Trecho:
■ ■ ■ ■ ■ ■ ■

Mais do que adequação formal, a LGPD impulsionou um movimento de mudança cultural, no qual proteger dados é proteger a própria relação de confiança entre empresa e cliente.
O papel da ANPD
A criação da Autoridade Nacional de Proteção de Dados (ANPD) foi um passo fundamental para garantir que a LGPD fosse mais do que um texto legal. Ela atua como guardiã da lei, interpretando, regulamentando e fiscalizando seu cumprimento, além de servir como ponte entre o poder público, as empresas e a sociedade. Sua presença oferece segurança jurídica e contribui para que as regras sejam aplicadas de forma uniforme em todo o país.
Muito além da função fiscalizatória, a ANPD desempenha um papel ativo na construção da cultura de proteção de dados no Brasil, por meio de ações como:
- Publicação de regulamentos e guias práticos para aplicação da lei;
- Definição de critérios para transferências internacionais de dados e aplicação de sanções;
- Promoção de ações educativas e incentivo ao diálogo com a sociedade e o setor produtivo.
Essa abordagem equilibra rigor e orientação, aproximando a LGPD da realidade prática das organizações e ajudando a transformar o compliance em um elemento estratégico para negócios sustentáveis.
Benefícios que vão além da conformidade
Embora muitas organizações tenham iniciado sua jornada na LGPD motivadas pelo temor de sanções, rapidamente ficou claro que a lei oferece muito mais do que um checklist regulatório. Incorporar a proteção de dados à estratégia de negócio é também investir em reputação, credibilidade e valor de marca.
Quando a privacidade é tratada como um princípio central, os ganhos se multiplicam:
- Aumento da confiança de clientes, parceiros e investidores;
- Redução de riscos jurídicos, financeiros e reputacionais;
- Acesso a novos mercados e oportunidades que exigem padrões elevados de conformidade;
- Estímulo à inovação responsável, com produtos e serviços mais seguros e transparentes.

■ ■ ■ ■ ■ ■ ■

Itens fornecidos:
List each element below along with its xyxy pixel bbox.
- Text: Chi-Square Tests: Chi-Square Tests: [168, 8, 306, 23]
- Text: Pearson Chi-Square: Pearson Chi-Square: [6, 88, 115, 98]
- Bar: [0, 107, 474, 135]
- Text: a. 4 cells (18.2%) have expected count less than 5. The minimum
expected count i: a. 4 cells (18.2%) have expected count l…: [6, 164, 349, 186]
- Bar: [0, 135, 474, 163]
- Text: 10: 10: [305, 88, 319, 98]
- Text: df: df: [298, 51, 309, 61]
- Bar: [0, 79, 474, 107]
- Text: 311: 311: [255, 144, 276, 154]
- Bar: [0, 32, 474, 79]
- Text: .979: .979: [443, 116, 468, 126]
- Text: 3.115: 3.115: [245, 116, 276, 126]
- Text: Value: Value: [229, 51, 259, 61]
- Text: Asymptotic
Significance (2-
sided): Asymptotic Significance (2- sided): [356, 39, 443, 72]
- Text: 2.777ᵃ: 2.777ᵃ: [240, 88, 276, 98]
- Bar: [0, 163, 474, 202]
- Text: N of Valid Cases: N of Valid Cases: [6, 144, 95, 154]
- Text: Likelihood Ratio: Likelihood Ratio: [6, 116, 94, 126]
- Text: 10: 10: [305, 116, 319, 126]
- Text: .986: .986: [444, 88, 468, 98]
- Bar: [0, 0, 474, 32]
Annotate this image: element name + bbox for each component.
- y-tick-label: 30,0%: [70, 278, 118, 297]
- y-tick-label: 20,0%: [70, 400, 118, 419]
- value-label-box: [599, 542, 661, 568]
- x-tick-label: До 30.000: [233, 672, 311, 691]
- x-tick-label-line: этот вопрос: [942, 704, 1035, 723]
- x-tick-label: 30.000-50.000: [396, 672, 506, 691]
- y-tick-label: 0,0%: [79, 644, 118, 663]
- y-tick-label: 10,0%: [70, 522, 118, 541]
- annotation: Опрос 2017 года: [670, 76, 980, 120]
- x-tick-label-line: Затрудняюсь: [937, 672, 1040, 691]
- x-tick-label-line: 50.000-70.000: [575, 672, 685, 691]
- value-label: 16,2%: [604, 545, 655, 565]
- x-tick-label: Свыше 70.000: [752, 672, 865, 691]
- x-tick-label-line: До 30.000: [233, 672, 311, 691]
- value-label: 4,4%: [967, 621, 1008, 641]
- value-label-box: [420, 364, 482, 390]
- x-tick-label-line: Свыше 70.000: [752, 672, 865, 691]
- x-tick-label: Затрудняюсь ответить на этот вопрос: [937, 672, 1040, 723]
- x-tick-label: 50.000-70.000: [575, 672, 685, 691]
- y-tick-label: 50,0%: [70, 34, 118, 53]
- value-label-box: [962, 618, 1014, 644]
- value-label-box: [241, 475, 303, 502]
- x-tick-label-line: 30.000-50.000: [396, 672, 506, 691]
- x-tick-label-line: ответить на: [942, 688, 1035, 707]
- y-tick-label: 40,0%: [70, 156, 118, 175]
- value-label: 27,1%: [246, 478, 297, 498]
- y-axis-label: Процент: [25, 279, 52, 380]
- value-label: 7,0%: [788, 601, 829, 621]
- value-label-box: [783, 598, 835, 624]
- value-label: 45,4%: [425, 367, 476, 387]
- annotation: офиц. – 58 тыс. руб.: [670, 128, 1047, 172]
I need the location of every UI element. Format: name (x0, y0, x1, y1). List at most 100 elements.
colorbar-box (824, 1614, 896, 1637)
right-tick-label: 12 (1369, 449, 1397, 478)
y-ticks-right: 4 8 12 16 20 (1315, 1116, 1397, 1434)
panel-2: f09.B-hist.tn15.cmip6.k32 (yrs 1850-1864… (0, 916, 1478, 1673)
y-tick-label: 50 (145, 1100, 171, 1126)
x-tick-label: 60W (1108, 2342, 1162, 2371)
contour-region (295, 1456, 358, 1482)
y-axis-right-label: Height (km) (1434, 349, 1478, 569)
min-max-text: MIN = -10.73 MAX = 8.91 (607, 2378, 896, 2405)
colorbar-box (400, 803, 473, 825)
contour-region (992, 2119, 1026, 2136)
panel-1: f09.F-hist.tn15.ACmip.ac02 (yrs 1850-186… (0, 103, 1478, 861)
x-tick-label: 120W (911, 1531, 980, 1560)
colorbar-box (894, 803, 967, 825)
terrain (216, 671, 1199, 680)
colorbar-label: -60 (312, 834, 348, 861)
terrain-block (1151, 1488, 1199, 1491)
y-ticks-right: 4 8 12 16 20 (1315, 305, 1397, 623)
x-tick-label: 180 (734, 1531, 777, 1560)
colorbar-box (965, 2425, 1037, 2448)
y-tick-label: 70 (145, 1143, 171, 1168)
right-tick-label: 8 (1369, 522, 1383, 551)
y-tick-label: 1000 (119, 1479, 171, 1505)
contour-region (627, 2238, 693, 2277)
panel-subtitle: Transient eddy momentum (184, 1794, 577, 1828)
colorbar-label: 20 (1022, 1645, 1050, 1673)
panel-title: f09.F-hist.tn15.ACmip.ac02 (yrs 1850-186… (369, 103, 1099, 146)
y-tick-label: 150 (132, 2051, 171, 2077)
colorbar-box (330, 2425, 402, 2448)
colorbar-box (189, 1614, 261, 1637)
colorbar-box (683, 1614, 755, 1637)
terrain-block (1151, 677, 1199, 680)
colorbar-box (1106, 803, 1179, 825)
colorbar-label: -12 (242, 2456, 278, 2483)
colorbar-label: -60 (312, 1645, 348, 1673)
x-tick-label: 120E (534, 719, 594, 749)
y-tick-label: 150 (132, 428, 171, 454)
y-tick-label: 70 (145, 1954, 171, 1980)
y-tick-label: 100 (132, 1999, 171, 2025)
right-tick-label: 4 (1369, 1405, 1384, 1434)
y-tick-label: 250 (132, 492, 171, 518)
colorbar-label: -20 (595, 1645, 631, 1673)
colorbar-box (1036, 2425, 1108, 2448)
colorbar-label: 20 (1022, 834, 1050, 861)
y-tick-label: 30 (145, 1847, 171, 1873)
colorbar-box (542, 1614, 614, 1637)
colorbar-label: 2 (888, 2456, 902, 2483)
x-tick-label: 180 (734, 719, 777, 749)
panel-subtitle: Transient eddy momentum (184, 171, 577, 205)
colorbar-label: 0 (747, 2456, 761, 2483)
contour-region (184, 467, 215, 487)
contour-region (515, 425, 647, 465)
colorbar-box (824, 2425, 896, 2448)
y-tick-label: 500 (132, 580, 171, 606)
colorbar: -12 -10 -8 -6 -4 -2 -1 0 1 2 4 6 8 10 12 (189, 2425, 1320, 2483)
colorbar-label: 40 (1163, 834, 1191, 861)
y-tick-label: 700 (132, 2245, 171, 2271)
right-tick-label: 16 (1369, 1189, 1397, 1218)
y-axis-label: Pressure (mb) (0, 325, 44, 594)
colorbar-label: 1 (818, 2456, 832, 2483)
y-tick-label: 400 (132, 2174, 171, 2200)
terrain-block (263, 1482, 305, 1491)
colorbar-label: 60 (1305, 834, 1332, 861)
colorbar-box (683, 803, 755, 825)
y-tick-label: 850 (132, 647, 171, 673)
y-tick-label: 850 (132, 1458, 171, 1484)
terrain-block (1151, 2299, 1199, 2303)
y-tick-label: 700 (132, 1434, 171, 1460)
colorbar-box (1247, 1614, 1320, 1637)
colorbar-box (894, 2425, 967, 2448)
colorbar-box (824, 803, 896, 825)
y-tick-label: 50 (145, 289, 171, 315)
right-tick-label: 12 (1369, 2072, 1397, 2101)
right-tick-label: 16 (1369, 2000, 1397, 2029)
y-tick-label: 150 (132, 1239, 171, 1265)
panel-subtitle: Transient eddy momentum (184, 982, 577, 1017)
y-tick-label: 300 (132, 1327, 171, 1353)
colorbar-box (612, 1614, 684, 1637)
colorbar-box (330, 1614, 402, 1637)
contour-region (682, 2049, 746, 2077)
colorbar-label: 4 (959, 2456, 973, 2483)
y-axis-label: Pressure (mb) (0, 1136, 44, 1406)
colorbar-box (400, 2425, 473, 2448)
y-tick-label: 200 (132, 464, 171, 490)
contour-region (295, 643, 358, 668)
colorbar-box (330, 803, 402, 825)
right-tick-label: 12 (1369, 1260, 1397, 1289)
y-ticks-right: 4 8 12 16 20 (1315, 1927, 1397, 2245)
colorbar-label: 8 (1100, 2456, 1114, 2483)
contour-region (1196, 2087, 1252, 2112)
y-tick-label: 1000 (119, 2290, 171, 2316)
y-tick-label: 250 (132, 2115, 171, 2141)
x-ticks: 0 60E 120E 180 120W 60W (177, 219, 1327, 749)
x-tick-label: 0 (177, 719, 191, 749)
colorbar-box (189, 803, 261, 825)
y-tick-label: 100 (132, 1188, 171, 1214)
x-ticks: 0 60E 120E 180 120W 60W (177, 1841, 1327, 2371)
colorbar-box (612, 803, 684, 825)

■ ■ ■ ■ ■ ■ ■

Ação necessária 1: Segundo o trecho sobre a LGPD, de que três formas a ANPD atua como guardiã da lei?
Ação necessária 2: Transcreva, sem nenhuma alteração, a parte do trecho sobre a LGPD que vai de "O papel da ANPD" até "o setor produtivo.".

Área de resposta 1: Interpretando, regulamentando e fiscalizando o cumprimento da lei.

Área de resposta 2:
O papel da ANPD
A criação da Autoridade Nacional de Proteção de Dados (ANPD) foi um passo fundamental para garantir que a LGPD fosse mais do que um texto legal. Ela atua como guardiã da lei, interpretando, regulamentando e fiscalizando seu cumprimento, além de servir como ponte entre o poder público, as empresas e a sociedade. Sua presença oferece segurança jurídica e contribui para que as regras sejam aplicadas de forma uniforme em todo o país.
Muito além da função fiscalizatória, a ANPD desempenha um papel ativo na construção da cultura de proteção de dados no Brasil, por meio de ações como:
- Publicação de regulamentos e guias práticos para aplicação da lei;
- Definição de critérios para transferências internacionais de dados e aplicação de sanções;
- Promoção de ações educativas e incentivo ao diálogo com a sociedade e o setor produtivo.